(RECORDED DATA)
━━━

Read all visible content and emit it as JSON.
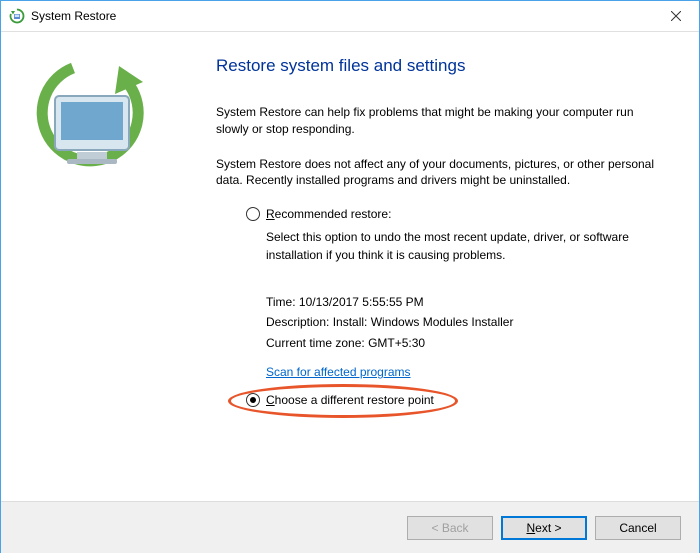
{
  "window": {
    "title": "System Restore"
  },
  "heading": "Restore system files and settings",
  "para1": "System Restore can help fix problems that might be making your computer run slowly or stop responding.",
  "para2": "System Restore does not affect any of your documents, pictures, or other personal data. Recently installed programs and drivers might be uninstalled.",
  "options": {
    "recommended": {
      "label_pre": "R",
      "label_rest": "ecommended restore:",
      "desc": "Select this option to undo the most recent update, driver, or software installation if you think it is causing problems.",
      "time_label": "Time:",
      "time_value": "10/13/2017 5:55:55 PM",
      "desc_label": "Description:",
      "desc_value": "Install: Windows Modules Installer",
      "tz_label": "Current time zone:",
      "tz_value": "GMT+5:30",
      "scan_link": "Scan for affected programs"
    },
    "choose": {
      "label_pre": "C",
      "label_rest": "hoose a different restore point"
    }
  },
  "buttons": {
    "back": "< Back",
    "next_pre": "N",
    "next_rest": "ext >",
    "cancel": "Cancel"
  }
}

━━━

(INSTRUCTION) Without the pictures, output the full listing exactly as it stands.

(SOLUTION TO THIS EXERCISE)
Read all visible content and emit it as JSON.
{
  "window": {
    "title": "System Restore"
  },
  "heading": "Restore system files and settings",
  "para1": "System Restore can help fix problems that might be making your computer run slowly or stop responding.",
  "para2": "System Restore does not affect any of your documents, pictures, or other personal data. Recently installed programs and drivers might be uninstalled.",
  "options": {
    "recommended": {
      "label_pre": "R",
      "label_rest": "ecommended restore:",
      "desc": "Select this option to undo the most recent update, driver, or software installation if you think it is causing problems.",
      "time_label": "Time:",
      "time_value": "10/13/2017 5:55:55 PM",
      "desc_label": "Description:",
      "desc_value": "Install: Windows Modules Installer",
      "tz_label": "Current time zone:",
      "tz_value": "GMT+5:30",
      "scan_link": "Scan for affected programs"
    },
    "choose": {
      "label_pre": "C",
      "label_rest": "hoose a different restore point"
    }
  },
  "buttons": {
    "back": "< Back",
    "next_pre": "N",
    "next_rest": "ext >",
    "cancel": "Cancel"
  }
}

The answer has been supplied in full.